| WHAT YOU ARE ASKED TO DO |
Please copy all of the records below word for word, keeping every line unchanged.

begin RECORDS SUPPLIED

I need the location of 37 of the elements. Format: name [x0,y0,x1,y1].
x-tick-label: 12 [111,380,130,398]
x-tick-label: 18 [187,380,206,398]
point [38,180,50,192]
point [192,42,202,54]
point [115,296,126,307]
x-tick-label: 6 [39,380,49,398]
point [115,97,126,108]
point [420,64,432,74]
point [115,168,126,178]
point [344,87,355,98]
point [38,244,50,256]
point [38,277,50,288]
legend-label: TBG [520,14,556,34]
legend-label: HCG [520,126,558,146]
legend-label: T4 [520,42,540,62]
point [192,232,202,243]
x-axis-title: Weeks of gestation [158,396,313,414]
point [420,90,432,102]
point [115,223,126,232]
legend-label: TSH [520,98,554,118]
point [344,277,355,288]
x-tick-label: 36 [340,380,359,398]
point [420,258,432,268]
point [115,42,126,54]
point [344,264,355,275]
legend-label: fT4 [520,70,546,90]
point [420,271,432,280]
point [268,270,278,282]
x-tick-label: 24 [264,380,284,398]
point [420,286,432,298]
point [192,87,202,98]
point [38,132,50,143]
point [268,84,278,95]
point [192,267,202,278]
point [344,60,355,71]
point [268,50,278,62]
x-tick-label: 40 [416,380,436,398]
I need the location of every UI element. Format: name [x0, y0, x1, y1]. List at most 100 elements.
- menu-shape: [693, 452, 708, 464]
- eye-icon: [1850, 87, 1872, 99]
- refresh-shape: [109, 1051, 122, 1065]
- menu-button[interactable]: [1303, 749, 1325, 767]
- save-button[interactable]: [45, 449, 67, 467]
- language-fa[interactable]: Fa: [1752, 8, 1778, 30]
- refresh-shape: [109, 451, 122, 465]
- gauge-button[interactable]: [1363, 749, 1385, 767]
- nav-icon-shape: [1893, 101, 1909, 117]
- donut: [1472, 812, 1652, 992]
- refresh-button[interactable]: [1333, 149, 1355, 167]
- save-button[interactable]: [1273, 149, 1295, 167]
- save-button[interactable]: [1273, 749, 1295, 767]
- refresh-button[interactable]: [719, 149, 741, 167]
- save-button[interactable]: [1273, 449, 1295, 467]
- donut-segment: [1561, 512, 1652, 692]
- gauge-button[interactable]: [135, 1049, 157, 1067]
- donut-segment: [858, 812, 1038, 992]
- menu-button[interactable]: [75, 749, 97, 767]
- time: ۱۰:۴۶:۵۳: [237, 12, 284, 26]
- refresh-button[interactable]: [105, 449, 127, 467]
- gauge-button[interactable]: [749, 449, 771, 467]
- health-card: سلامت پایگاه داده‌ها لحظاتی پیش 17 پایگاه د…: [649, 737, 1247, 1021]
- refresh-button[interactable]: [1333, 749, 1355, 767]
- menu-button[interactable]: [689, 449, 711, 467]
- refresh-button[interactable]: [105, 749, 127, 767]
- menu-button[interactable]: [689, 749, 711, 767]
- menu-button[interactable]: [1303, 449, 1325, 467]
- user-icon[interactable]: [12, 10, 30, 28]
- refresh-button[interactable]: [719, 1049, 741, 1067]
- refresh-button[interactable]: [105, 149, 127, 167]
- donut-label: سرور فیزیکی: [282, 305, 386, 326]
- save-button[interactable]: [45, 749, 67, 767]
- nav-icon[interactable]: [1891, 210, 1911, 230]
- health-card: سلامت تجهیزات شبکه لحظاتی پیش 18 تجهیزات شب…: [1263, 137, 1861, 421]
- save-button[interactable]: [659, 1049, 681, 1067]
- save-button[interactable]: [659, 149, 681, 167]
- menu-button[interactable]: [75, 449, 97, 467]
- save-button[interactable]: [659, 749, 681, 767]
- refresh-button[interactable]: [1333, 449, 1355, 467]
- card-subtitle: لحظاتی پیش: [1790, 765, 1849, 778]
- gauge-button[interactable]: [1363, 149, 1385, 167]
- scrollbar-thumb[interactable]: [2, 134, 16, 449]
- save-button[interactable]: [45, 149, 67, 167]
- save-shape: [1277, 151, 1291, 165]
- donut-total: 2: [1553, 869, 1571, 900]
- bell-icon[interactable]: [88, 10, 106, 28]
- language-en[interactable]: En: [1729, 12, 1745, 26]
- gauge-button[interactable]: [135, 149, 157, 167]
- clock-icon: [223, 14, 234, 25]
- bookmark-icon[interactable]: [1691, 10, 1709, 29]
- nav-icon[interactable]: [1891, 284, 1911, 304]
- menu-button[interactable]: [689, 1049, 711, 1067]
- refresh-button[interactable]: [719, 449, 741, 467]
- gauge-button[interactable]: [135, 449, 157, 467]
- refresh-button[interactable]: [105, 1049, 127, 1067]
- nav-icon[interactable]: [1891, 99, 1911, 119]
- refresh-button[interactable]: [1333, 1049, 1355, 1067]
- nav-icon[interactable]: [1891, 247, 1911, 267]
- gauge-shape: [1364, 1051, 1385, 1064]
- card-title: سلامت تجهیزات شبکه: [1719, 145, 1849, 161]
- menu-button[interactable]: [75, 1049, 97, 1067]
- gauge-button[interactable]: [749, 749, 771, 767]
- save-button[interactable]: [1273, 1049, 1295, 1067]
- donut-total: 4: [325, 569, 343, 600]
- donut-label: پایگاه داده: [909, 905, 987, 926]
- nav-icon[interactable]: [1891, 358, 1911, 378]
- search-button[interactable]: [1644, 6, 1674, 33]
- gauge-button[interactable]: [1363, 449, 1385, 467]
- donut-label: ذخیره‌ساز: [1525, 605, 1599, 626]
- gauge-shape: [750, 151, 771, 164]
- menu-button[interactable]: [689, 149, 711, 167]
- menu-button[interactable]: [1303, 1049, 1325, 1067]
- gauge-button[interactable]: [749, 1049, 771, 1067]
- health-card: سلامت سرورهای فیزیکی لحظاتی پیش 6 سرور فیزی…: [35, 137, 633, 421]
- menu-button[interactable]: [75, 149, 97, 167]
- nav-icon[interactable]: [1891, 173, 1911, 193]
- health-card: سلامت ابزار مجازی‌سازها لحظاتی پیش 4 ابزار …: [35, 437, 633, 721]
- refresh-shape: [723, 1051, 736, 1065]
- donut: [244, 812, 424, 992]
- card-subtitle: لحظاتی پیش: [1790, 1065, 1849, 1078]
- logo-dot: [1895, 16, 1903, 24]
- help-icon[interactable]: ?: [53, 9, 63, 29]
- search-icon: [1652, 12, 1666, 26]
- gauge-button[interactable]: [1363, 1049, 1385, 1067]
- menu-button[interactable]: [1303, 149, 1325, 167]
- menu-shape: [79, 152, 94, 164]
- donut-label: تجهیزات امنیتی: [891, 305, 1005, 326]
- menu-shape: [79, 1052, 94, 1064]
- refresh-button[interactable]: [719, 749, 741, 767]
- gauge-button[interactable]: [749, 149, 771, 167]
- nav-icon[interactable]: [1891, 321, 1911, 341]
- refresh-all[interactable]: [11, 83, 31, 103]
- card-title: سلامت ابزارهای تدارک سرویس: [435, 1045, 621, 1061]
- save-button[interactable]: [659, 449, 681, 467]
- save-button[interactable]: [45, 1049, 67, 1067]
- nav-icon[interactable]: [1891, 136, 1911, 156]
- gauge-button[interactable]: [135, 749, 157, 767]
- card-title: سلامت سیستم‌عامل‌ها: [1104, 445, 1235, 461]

end RECORDS SUPPLIED

| WRITTEN SOLUTION |
I need the location of 37 of the elements. Format: name [x0,y0,x1,y1].
x-tick-label: 12 [111,380,130,398]
x-tick-label: 18 [187,380,206,398]
point [38,180,50,192]
point [192,42,202,54]
point [115,296,126,307]
x-tick-label: 6 [39,380,49,398]
point [115,97,126,108]
point [420,64,432,74]
point [115,168,126,178]
point [344,87,355,98]
point [38,244,50,256]
point [38,277,50,288]
legend-label: TBG [520,14,556,34]
legend-label: HCG [520,126,558,146]
legend-label: T4 [520,42,540,62]
point [192,232,202,243]
x-axis-title: Weeks of gestation [158,396,313,414]
point [420,90,432,102]
point [115,223,126,232]
legend-label: TSH [520,98,554,118]
point [344,277,355,288]
x-tick-label: 36 [340,380,359,398]
point [420,258,432,268]
point [115,42,126,54]
point [344,264,355,275]
legend-label: fT4 [520,70,546,90]
point [420,271,432,280]
point [268,270,278,282]
x-tick-label: 24 [264,380,284,398]
point [420,286,432,298]
point [192,87,202,98]
point [38,132,50,143]
point [268,84,278,95]
point [192,267,202,278]
point [344,60,355,71]
point [268,50,278,62]
x-tick-label: 40 [416,380,436,398]
I need the location of every UI element. Format: name [x0, y0, x1, y1]. List at most 100 elements.
- menu-shape: [693, 452, 708, 464]
- eye-icon: [1850, 87, 1872, 99]
- refresh-shape: [109, 1051, 122, 1065]
- menu-button[interactable]: [1303, 749, 1325, 767]
- save-button[interactable]: [45, 449, 67, 467]
- language-fa[interactable]: Fa: [1752, 8, 1778, 30]
- refresh-shape: [109, 451, 122, 465]
- gauge-button[interactable]: [1363, 749, 1385, 767]
- nav-icon-shape: [1893, 101, 1909, 117]
- donut: [1472, 812, 1652, 992]
- refresh-button[interactable]: [1333, 149, 1355, 167]
- save-button[interactable]: [1273, 149, 1295, 167]
- save-button[interactable]: [1273, 749, 1295, 767]
- refresh-button[interactable]: [719, 149, 741, 167]
- save-button[interactable]: [1273, 449, 1295, 467]
- donut-segment: [1561, 512, 1652, 692]
- gauge-button[interactable]: [135, 1049, 157, 1067]
- donut-segment: [858, 812, 1038, 992]
- menu-button[interactable]: [75, 749, 97, 767]
- time: ۱۰:۴۶:۵۳: [237, 12, 284, 26]
- refresh-button[interactable]: [105, 449, 127, 467]
- gauge-button[interactable]: [749, 449, 771, 467]
- health-card: سلامت پایگاه داده‌ها لحظاتی پیش 17 پایگاه د…: [649, 737, 1247, 1021]
- refresh-button[interactable]: [1333, 749, 1355, 767]
- menu-button[interactable]: [689, 449, 711, 467]
- refresh-button[interactable]: [105, 749, 127, 767]
- menu-button[interactable]: [689, 749, 711, 767]
- menu-button[interactable]: [1303, 449, 1325, 467]
- user-icon[interactable]: [12, 10, 30, 28]
- refresh-button[interactable]: [719, 1049, 741, 1067]
- refresh-button[interactable]: [105, 149, 127, 167]
- donut-label: سرور فیزیکی: [282, 305, 386, 326]
- save-button[interactable]: [45, 749, 67, 767]
- nav-icon[interactable]: [1891, 210, 1911, 230]
- health-card: سلامت تجهیزات شبکه لحظاتی پیش 18 تجهیزات شب…: [1263, 137, 1861, 421]
- save-button[interactable]: [659, 1049, 681, 1067]
- save-button[interactable]: [659, 149, 681, 167]
- menu-button[interactable]: [75, 449, 97, 467]
- save-button[interactable]: [659, 749, 681, 767]
- refresh-button[interactable]: [1333, 449, 1355, 467]
- card-subtitle: لحظاتی پیش: [1790, 765, 1849, 778]
- gauge-button[interactable]: [1363, 149, 1385, 167]
- scrollbar-thumb[interactable]: [2, 134, 16, 449]
- save-button[interactable]: [45, 149, 67, 167]
- save-shape: [1277, 151, 1291, 165]
- donut-total: 2: [1553, 869, 1571, 900]
- bell-icon[interactable]: [88, 10, 106, 28]
- language-en[interactable]: En: [1729, 12, 1745, 26]
- gauge-button[interactable]: [135, 149, 157, 167]
- clock-icon: [223, 14, 234, 25]
- bookmark-icon[interactable]: [1691, 10, 1709, 29]
- nav-icon[interactable]: [1891, 284, 1911, 304]
- menu-button[interactable]: [689, 1049, 711, 1067]
- refresh-button[interactable]: [719, 449, 741, 467]
- gauge-button[interactable]: [135, 449, 157, 467]
- refresh-button[interactable]: [105, 1049, 127, 1067]
- nav-icon[interactable]: [1891, 99, 1911, 119]
- refresh-button[interactable]: [1333, 1049, 1355, 1067]
- nav-icon[interactable]: [1891, 247, 1911, 267]
- gauge-shape: [1364, 1051, 1385, 1064]
- card-title: سلامت تجهیزات شبکه: [1719, 145, 1849, 161]
- menu-button[interactable]: [75, 1049, 97, 1067]
- gauge-button[interactable]: [749, 749, 771, 767]
- save-button[interactable]: [1273, 1049, 1295, 1067]
- donut-total: 4: [325, 569, 343, 600]
- donut-label: پایگاه داده: [909, 905, 987, 926]
- nav-icon[interactable]: [1891, 358, 1911, 378]
- search-button[interactable]: [1644, 6, 1674, 33]
- gauge-button[interactable]: [1363, 449, 1385, 467]
- donut-label: ذخیره‌ساز: [1525, 605, 1599, 626]
- gauge-shape: [750, 151, 771, 164]
- menu-button[interactable]: [689, 149, 711, 167]
- menu-button[interactable]: [1303, 1049, 1325, 1067]
- gauge-button[interactable]: [749, 1049, 771, 1067]
- health-card: سلامت سرورهای فیزیکی لحظاتی پیش 6 سرور فیزی…: [35, 137, 633, 421]
- menu-button[interactable]: [75, 149, 97, 167]
- nav-icon[interactable]: [1891, 173, 1911, 193]
- health-card: سلامت ابزار مجازی‌سازها لحظاتی پیش 4 ابزار …: [35, 437, 633, 721]
- refresh-shape: [723, 1051, 736, 1065]
- donut: [244, 812, 424, 992]
- card-subtitle: لحظاتی پیش: [1790, 1065, 1849, 1078]
- logo-dot: [1895, 16, 1903, 24]
- help-icon[interactable]: ?: [53, 9, 63, 29]
- search-icon: [1652, 12, 1666, 26]
- gauge-button[interactable]: [1363, 1049, 1385, 1067]
- menu-button[interactable]: [1303, 149, 1325, 167]
- menu-shape: [79, 152, 94, 164]
- donut-label: تجهیزات امنیتی: [891, 305, 1005, 326]
- menu-shape: [79, 1052, 94, 1064]
- refresh-button[interactable]: [719, 749, 741, 767]
- gauge-button[interactable]: [749, 149, 771, 167]
- nav-icon[interactable]: [1891, 321, 1911, 341]
- refresh-all[interactable]: [11, 83, 31, 103]
- card-title: سلامت ابزارهای تدارک سرویس: [435, 1045, 621, 1061]
- save-button[interactable]: [659, 449, 681, 467]
- save-button[interactable]: [45, 1049, 67, 1067]
- nav-icon[interactable]: [1891, 136, 1911, 156]
- gauge-button[interactable]: [135, 749, 157, 767]
- card-title: سلامت سیستم‌عامل‌ها: [1104, 445, 1235, 461]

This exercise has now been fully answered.